-- Begin --

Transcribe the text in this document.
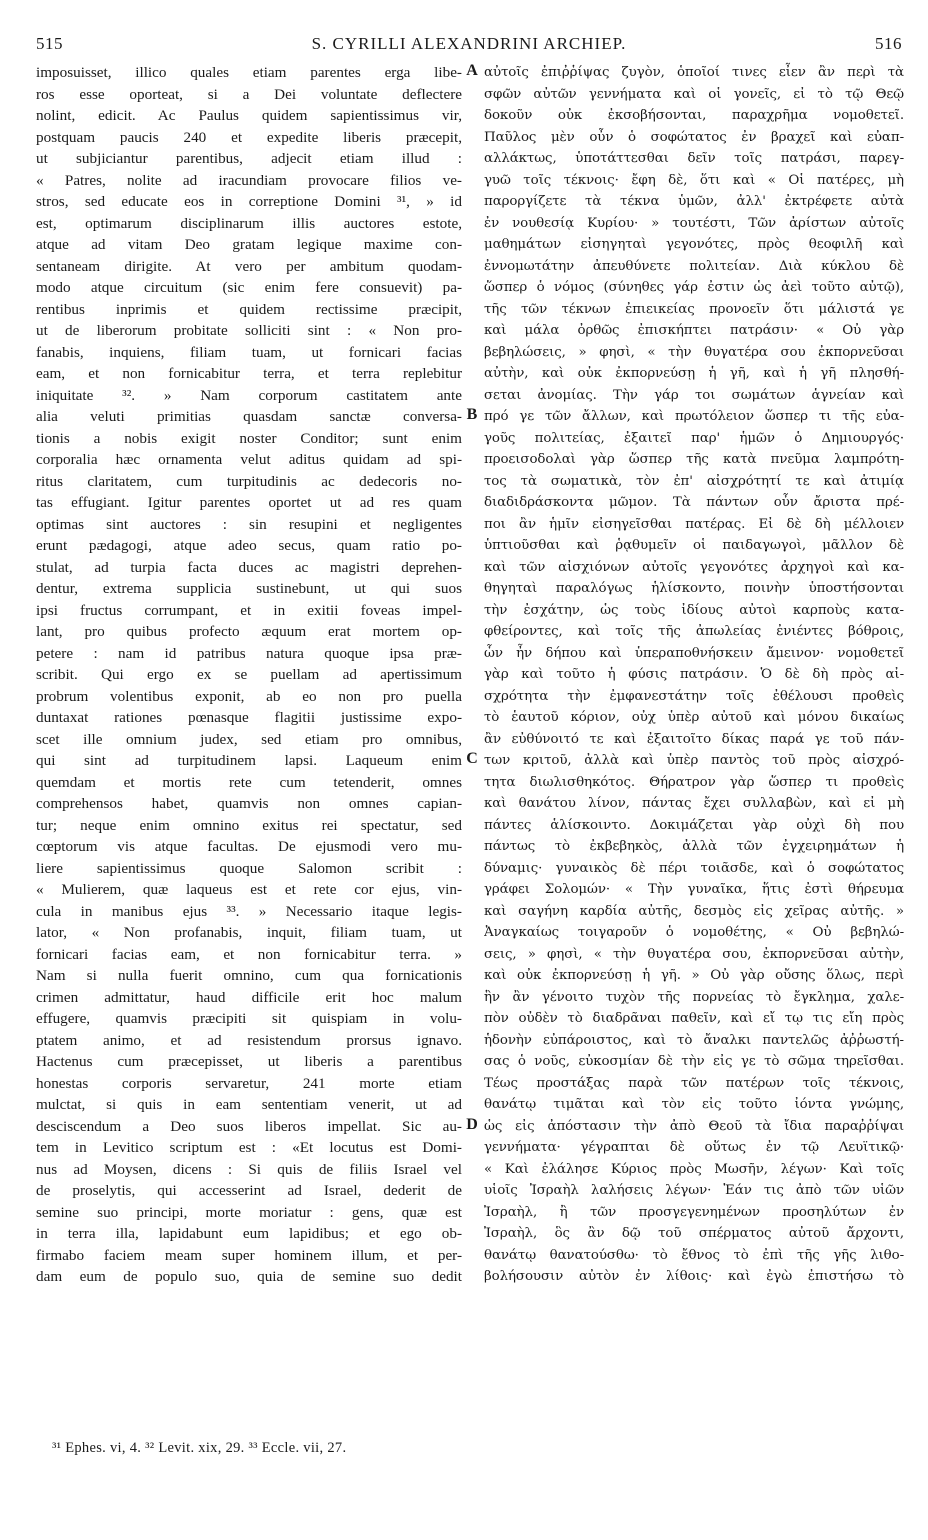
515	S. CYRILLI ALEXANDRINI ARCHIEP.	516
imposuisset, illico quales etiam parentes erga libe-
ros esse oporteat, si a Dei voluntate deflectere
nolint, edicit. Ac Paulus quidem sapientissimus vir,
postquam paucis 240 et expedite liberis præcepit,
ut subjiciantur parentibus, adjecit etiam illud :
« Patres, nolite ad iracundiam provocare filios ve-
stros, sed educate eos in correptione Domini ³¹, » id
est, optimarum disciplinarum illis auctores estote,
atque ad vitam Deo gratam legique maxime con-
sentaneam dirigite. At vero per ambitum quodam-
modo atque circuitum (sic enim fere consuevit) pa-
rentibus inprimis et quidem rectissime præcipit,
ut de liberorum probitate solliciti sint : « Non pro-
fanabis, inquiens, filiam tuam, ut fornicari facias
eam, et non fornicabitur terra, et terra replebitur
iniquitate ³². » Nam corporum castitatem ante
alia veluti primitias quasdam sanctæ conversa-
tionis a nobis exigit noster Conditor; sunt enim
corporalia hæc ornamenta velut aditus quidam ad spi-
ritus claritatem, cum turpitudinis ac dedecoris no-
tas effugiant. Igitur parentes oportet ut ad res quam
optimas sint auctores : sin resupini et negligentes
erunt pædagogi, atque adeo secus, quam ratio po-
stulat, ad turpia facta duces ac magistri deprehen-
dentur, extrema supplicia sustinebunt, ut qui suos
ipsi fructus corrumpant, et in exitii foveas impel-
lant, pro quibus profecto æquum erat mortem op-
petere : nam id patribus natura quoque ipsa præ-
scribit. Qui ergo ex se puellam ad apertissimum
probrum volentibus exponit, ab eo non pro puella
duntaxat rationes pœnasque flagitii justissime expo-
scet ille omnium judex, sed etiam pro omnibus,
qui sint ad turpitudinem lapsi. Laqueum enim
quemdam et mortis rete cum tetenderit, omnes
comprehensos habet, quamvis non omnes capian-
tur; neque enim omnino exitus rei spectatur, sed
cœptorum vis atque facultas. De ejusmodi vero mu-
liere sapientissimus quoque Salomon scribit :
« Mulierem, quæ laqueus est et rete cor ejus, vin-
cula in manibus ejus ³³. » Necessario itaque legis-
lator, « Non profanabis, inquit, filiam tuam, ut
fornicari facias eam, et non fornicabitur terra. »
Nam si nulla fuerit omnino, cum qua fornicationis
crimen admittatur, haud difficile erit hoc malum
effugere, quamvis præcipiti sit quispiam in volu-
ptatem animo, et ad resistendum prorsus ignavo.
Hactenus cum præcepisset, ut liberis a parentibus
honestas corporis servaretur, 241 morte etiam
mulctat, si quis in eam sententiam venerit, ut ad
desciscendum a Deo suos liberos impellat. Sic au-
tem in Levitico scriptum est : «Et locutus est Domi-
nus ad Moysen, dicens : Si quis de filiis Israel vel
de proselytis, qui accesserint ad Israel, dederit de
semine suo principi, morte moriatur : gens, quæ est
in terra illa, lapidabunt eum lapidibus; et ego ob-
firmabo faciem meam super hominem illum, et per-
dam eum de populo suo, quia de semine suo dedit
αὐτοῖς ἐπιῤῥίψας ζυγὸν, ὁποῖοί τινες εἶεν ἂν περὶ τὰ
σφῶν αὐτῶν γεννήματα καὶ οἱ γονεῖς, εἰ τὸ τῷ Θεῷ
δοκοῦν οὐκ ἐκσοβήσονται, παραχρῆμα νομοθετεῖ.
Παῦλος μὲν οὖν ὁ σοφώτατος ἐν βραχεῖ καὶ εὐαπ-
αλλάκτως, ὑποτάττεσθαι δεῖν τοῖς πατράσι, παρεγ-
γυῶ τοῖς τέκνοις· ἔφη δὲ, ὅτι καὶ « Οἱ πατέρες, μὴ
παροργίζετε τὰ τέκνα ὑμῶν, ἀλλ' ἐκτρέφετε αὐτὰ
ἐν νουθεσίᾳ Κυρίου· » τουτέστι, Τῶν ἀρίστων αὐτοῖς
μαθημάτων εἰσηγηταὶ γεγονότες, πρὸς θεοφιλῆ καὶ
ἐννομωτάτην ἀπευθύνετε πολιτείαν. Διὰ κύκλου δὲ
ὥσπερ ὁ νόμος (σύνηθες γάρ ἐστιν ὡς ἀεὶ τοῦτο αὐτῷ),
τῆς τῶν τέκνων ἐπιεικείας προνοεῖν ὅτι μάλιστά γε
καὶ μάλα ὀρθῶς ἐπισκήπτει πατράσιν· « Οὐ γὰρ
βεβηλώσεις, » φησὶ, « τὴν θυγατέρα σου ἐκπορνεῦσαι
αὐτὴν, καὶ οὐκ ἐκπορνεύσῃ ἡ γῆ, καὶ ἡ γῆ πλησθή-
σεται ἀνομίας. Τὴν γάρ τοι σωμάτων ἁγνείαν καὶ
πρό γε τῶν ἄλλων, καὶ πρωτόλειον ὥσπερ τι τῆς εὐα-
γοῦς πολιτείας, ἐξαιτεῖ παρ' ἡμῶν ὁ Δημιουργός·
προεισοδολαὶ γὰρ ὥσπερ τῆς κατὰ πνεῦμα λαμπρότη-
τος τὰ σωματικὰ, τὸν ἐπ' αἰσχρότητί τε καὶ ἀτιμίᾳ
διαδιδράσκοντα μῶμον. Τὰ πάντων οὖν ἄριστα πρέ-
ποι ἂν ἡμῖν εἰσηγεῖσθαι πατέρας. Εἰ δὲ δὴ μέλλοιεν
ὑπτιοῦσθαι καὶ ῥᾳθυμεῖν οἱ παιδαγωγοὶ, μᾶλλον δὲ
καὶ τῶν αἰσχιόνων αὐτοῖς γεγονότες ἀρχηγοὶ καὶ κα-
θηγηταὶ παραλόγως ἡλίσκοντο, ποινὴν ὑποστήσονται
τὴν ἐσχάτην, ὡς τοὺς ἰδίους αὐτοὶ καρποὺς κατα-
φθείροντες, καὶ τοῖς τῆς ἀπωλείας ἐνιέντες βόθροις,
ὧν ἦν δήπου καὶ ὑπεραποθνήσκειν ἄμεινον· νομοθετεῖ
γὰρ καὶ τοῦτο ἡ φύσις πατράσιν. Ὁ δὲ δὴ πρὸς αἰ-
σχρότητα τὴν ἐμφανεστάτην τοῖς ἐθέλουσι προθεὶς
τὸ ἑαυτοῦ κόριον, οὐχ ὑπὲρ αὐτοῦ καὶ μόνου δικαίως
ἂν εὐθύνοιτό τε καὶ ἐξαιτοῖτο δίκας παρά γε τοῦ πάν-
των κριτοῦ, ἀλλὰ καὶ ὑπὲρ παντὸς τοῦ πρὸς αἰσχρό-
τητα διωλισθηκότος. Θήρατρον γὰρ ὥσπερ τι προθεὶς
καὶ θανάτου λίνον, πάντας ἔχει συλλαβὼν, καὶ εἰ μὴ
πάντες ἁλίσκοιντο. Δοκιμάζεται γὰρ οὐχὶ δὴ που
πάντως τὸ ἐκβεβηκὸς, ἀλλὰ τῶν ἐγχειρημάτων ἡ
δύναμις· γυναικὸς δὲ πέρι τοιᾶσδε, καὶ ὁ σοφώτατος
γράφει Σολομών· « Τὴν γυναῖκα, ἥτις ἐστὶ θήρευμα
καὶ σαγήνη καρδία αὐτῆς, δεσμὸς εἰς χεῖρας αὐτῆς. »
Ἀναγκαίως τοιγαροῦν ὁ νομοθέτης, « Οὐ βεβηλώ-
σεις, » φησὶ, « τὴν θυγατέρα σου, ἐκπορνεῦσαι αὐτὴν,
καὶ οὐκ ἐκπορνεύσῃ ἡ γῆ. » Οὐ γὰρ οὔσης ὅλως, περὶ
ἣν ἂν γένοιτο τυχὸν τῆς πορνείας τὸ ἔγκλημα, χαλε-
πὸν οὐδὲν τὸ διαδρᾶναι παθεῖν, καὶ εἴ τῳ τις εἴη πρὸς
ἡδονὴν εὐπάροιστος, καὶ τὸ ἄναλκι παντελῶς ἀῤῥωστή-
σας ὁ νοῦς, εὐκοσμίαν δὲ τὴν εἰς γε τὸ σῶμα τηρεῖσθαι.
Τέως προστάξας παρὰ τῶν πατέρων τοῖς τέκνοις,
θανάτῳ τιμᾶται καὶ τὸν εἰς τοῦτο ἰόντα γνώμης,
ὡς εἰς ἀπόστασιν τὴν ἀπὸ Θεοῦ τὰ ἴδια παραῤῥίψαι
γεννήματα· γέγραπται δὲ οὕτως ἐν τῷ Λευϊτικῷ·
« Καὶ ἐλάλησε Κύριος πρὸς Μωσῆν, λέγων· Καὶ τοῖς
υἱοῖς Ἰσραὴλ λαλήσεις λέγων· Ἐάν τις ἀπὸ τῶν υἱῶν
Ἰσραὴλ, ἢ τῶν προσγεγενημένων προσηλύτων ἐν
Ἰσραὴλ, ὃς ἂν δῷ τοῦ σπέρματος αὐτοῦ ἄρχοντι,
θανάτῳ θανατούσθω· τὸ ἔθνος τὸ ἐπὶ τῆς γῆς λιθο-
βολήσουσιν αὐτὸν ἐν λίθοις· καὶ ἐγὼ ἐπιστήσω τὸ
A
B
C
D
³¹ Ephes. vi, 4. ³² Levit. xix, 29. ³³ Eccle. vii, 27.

-- End --

THE PROBLEM: Tally how many lines of the records hold the word "νομοθετεῖ". Answer with the number only.

PROBLEM SOLUTION: 2